### CHALLENGE
Copy out lines with the word "image" from the material that follows.

### Part of a data file
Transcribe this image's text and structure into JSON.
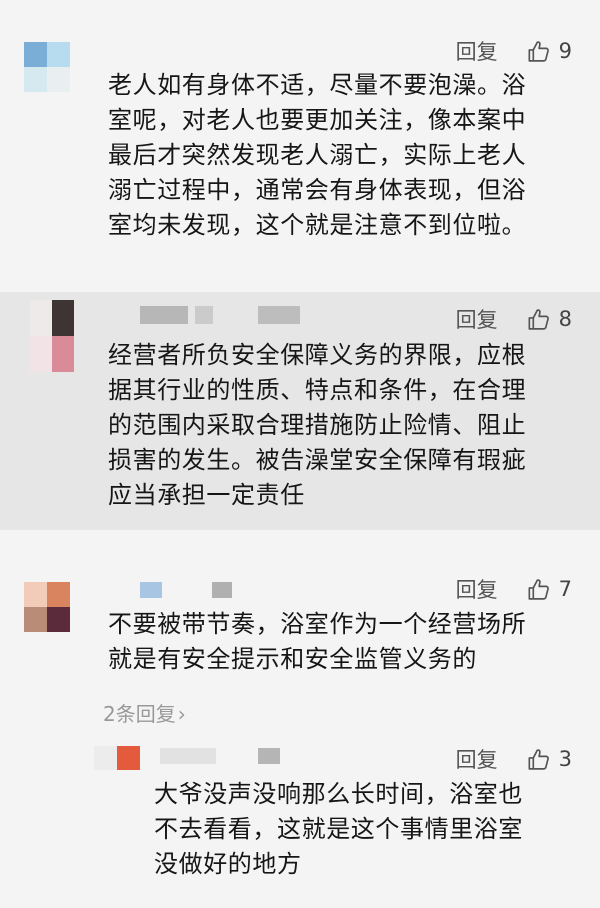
{
  "comments": [
    {
      "reply_label": "回复",
      "like_icon": "thumbs-up-icon",
      "likes": "9",
      "lines": [
        "老人如有身体不适，尽量不要泡澡。浴",
        "室呢，对老人也要更加关注，像本案中",
        "最后才突然发现老人溺亡，实际上老人",
        "溺亡过程中，通常会有身体表现，但浴",
        "室均未发现，这个就是注意不到位啦。"
      ]
    },
    {
      "reply_label": "回复",
      "like_icon": "thumbs-up-icon",
      "likes": "8",
      "lines": [
        "经营者所负安全保障义务的界限，应根",
        "据其行业的性质、特点和条件，在合理",
        "的范围内采取合理措施防止险情、阻止",
        "损害的发生。被告澡堂安全保障有瑕疵",
        "应当承担一定责任"
      ]
    },
    {
      "reply_label": "回复",
      "like_icon": "thumbs-up-icon",
      "likes": "7",
      "lines": [
        "不要被带节奏，浴室作为一个经营场所",
        "就是有安全提示和安全监管义务的"
      ],
      "replies_link": "2条回复",
      "replies_chevron": "›",
      "reply": {
        "reply_label": "回复",
        "like_icon": "thumbs-up-icon",
        "likes": "3",
        "lines": [
          "大爷没声没响那么长时间，浴室也",
          "不去看看，这就是这个事情里浴室",
          "没做好的地方"
        ]
      }
    }
  ],
  "colors": {
    "background": "#f4f4f4",
    "highlight_background": "#e6e6e6",
    "action_text": "#555555",
    "link_gray": "#999999",
    "body_text": "#161616"
  }
}
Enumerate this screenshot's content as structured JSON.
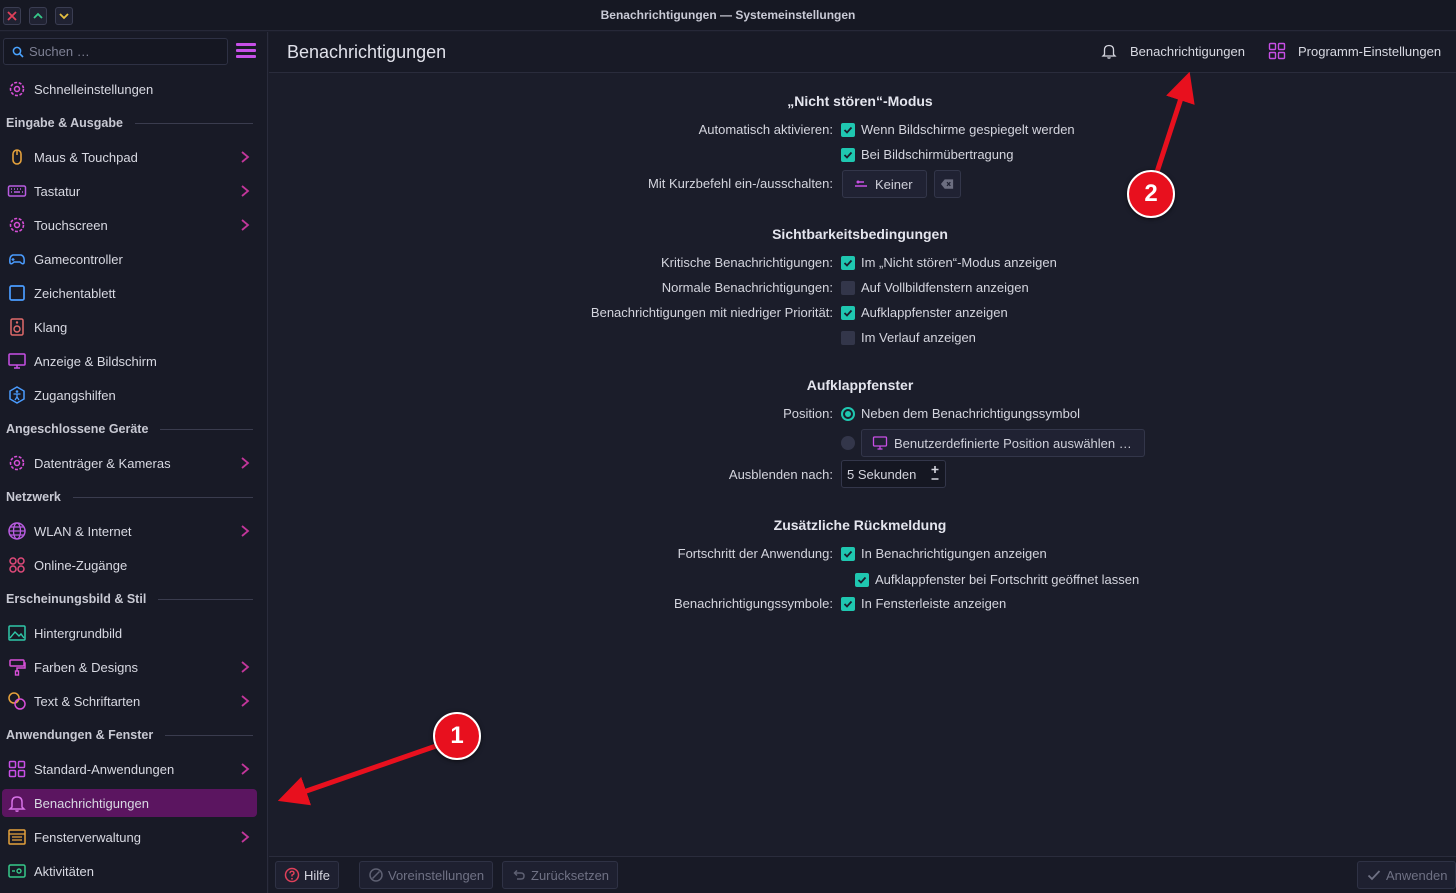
{
  "window": {
    "title": "Benachrichtigungen — Systemeinstellungen"
  },
  "sidebar": {
    "search_placeholder": "Suchen …",
    "top_item": {
      "label": "Schnelleinstellungen",
      "icon": "gear-icon"
    },
    "sections": [
      {
        "title": "Eingabe & Ausgabe",
        "items": [
          {
            "label": "Maus & Touchpad",
            "icon": "mouse-icon",
            "chevron": true
          },
          {
            "label": "Tastatur",
            "icon": "keyboard-icon",
            "chevron": true
          },
          {
            "label": "Touchscreen",
            "icon": "gear-icon",
            "chevron": true
          },
          {
            "label": "Gamecontroller",
            "icon": "gamepad-icon",
            "chevron": false
          },
          {
            "label": "Zeichentablett",
            "icon": "tablet-icon",
            "chevron": false
          },
          {
            "label": "Klang",
            "icon": "speaker-icon",
            "chevron": false
          },
          {
            "label": "Anzeige & Bildschirm",
            "icon": "monitor-icon",
            "chevron": false
          },
          {
            "label": "Zugangshilfen",
            "icon": "accessibility-icon",
            "chevron": false
          }
        ]
      },
      {
        "title": "Angeschlossene Geräte",
        "items": [
          {
            "label": "Datenträger & Kameras",
            "icon": "gear-icon",
            "chevron": true
          }
        ]
      },
      {
        "title": "Netzwerk",
        "items": [
          {
            "label": "WLAN & Internet",
            "icon": "globe-icon",
            "chevron": true
          },
          {
            "label": "Online-Zugänge",
            "icon": "accounts-icon",
            "chevron": false
          }
        ]
      },
      {
        "title": "Erscheinungsbild & Stil",
        "items": [
          {
            "label": "Hintergrundbild",
            "icon": "image-icon",
            "chevron": false
          },
          {
            "label": "Farben & Designs",
            "icon": "paint-icon",
            "chevron": true
          },
          {
            "label": "Text & Schriftarten",
            "icon": "font-icon",
            "chevron": true
          }
        ]
      },
      {
        "title": "Anwendungen & Fenster",
        "items": [
          {
            "label": "Standard-Anwendungen",
            "icon": "grid-icon",
            "chevron": true
          },
          {
            "label": "Benachrichtigungen",
            "icon": "bell-icon",
            "chevron": false,
            "active": true
          },
          {
            "label": "Fensterverwaltung",
            "icon": "window-icon",
            "chevron": true
          },
          {
            "label": "Aktivitäten",
            "icon": "activities-icon",
            "chevron": false
          }
        ]
      }
    ]
  },
  "header": {
    "page_title": "Benachrichtigungen",
    "notifications_button": "Benachrichtigungen",
    "app_settings_button": "Programm-Einstellungen"
  },
  "dnd": {
    "title": "„Nicht stören“-Modus",
    "auto_label": "Automatisch aktivieren:",
    "opt_mirrored": "Wenn Bildschirme gespiegelt werden",
    "opt_screencast": "Bei Bildschirmübertragung",
    "shortcut_label": "Mit Kurzbefehl ein-/ausschalten:",
    "shortcut_value": "Keiner"
  },
  "visibility": {
    "title": "Sichtbarkeitsbedingungen",
    "critical_label": "Kritische Benachrichtigungen:",
    "critical_opt": "Im „Nicht stören“-Modus anzeigen",
    "normal_label": "Normale Benachrichtigungen:",
    "normal_opt": "Auf Vollbildfenstern anzeigen",
    "low_label": "Benachrichtigungen mit niedriger Priorität:",
    "low_opt_popup": "Aufklappfenster anzeigen",
    "low_opt_history": "Im Verlauf anzeigen"
  },
  "popup": {
    "title": "Aufklappfenster",
    "position_label": "Position:",
    "position_opt_icon": "Neben dem Benachrichtigungssymbol",
    "position_custom_button": "Benutzerdefinierte Position auswählen …",
    "hide_label": "Ausblenden nach:",
    "hide_value": "5 Sekunden"
  },
  "feedback": {
    "title": "Zusätzliche Rückmeldung",
    "progress_label": "Fortschritt der Anwendung:",
    "progress_opt": "In Benachrichtigungen anzeigen",
    "progress_sub_opt": "Aufklappfenster bei Fortschritt geöffnet lassen",
    "badges_label": "Benachrichtigungssymbole:",
    "badges_opt": "In Fensterleiste anzeigen"
  },
  "footer": {
    "help": "Hilfe",
    "defaults": "Voreinstellungen",
    "reset": "Zurücksetzen",
    "apply": "Anwenden"
  },
  "annotations": {
    "badge_1": "1",
    "badge_2": "2"
  },
  "colors": {
    "accent_check": "#1fc7b0",
    "active_item": "#5b1560",
    "annotation_red": "#e8101e"
  }
}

### SOLUTION BELOW
Transcribe this image's text and structure into JSON.
            "icon": "image-icon",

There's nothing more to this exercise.